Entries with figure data

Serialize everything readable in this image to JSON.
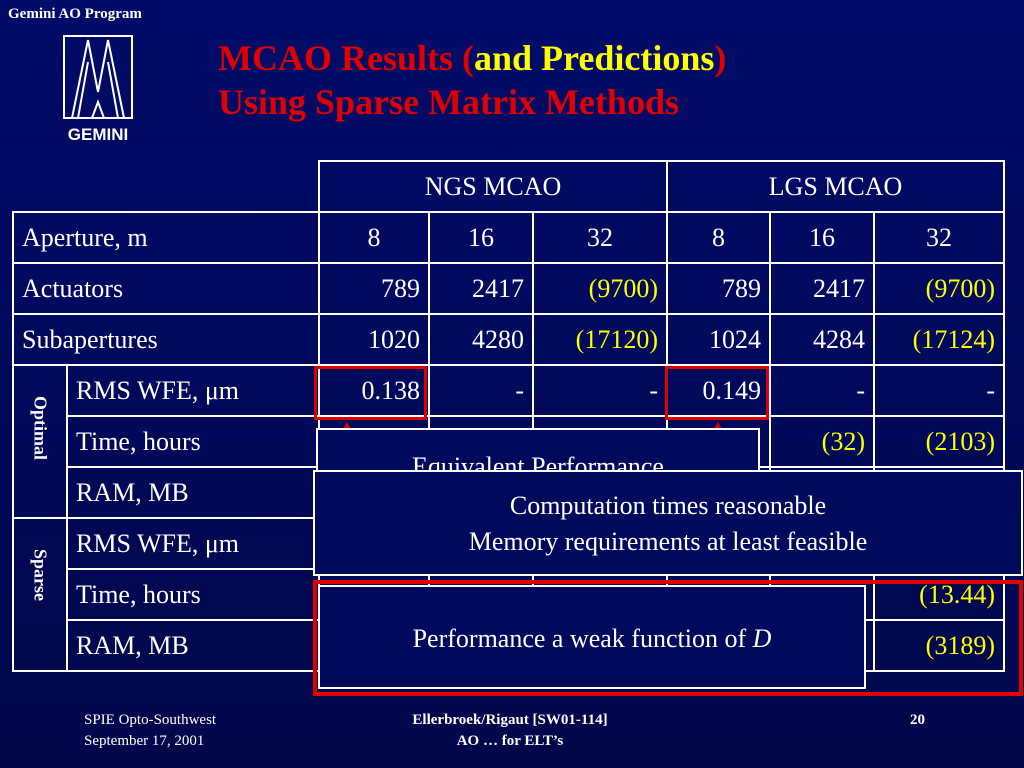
{
  "header": {
    "program": "Gemini AO Program",
    "logo_text": "GEMINI",
    "title_line1_red_a": "MCAO Results (",
    "title_line1_yellow": "and Predictions",
    "title_line1_red_b": ")",
    "title_line2": "Using Sparse Matrix Methods"
  },
  "table": {
    "group_headers": [
      "NGS MCAO",
      "LGS MCAO"
    ],
    "aperture": {
      "label": "Aperture, m",
      "values": [
        "8",
        "16",
        "32",
        "8",
        "16",
        "32"
      ]
    },
    "actuators": {
      "label": "Actuators",
      "values": [
        "789",
        "2417",
        "(9700)",
        "789",
        "2417",
        "(9700)"
      ]
    },
    "subapertures": {
      "label": "Subapertures",
      "values": [
        "1020",
        "4280",
        "(17120)",
        "1024",
        "4284",
        "(17124)"
      ]
    },
    "optimal": {
      "label": "Optimal",
      "rms_wfe": {
        "label": "RMS WFE, μm",
        "values": [
          "0.138",
          "-",
          "-",
          "0.149",
          "-",
          "-"
        ]
      },
      "time": {
        "label": "Time, hours",
        "values": [
          "(32)",
          "(2103)"
        ]
      },
      "ram": {
        "label": "RAM, MB"
      }
    },
    "sparse": {
      "label": "Sparse",
      "rms_wfe": {
        "label": "RMS WFE, μm"
      },
      "time": {
        "label": "Time, hours",
        "values": [
          "(13.44)"
        ]
      },
      "ram": {
        "label": "RAM, MB",
        "values": [
          "(3189)"
        ]
      }
    }
  },
  "overlays": {
    "back_text": "Equivalent Performance",
    "front_line1": "Computation times reasonable",
    "front_line2": "Memory requirements at least feasible",
    "perf_text": "Performance a weak function of ",
    "perf_var": "D"
  },
  "footer": {
    "left1": "SPIE Opto-Southwest",
    "left2": "September 17, 2001",
    "center1": "Ellerbroek/Rigaut [SW01-114]",
    "center2": "AO … for ELT’s",
    "page": "20"
  },
  "colors": {
    "background": "#000a5c",
    "title_red": "#e00000",
    "highlight_yellow": "#ffff00"
  }
}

§ What you need to do
Each record should be quoted exactly, with the images omitted.

§ Exercise result
Serialize everything readable in this image to JSON.
{
  "header": {
    "program": "Gemini AO Program",
    "logo_text": "GEMINI",
    "title_line1_red_a": "MCAO Results (",
    "title_line1_yellow": "and Predictions",
    "title_line1_red_b": ")",
    "title_line2": "Using Sparse Matrix Methods"
  },
  "table": {
    "group_headers": [
      "NGS MCAO",
      "LGS MCAO"
    ],
    "aperture": {
      "label": "Aperture, m",
      "values": [
        "8",
        "16",
        "32",
        "8",
        "16",
        "32"
      ]
    },
    "actuators": {
      "label": "Actuators",
      "values": [
        "789",
        "2417",
        "(9700)",
        "789",
        "2417",
        "(9700)"
      ]
    },
    "subapertures": {
      "label": "Subapertures",
      "values": [
        "1020",
        "4280",
        "(17120)",
        "1024",
        "4284",
        "(17124)"
      ]
    },
    "optimal": {
      "label": "Optimal",
      "rms_wfe": {
        "label": "RMS WFE, μm",
        "values": [
          "0.138",
          "-",
          "-",
          "0.149",
          "-",
          "-"
        ]
      },
      "time": {
        "label": "Time, hours",
        "values": [
          "(32)",
          "(2103)"
        ]
      },
      "ram": {
        "label": "RAM, MB"
      }
    },
    "sparse": {
      "label": "Sparse",
      "rms_wfe": {
        "label": "RMS WFE, μm"
      },
      "time": {
        "label": "Time, hours",
        "values": [
          "(13.44)"
        ]
      },
      "ram": {
        "label": "RAM, MB",
        "values": [
          "(3189)"
        ]
      }
    }
  },
  "overlays": {
    "back_text": "Equivalent Performance",
    "front_line1": "Computation times reasonable",
    "front_line2": "Memory requirements at least feasible",
    "perf_text": "Performance a weak function of ",
    "perf_var": "D"
  },
  "footer": {
    "left1": "SPIE Opto-Southwest",
    "left2": "September 17, 2001",
    "center1": "Ellerbroek/Rigaut [SW01-114]",
    "center2": "AO … for ELT’s",
    "page": "20"
  },
  "colors": {
    "background": "#000a5c",
    "title_red": "#e00000",
    "highlight_yellow": "#ffff00"
  }
}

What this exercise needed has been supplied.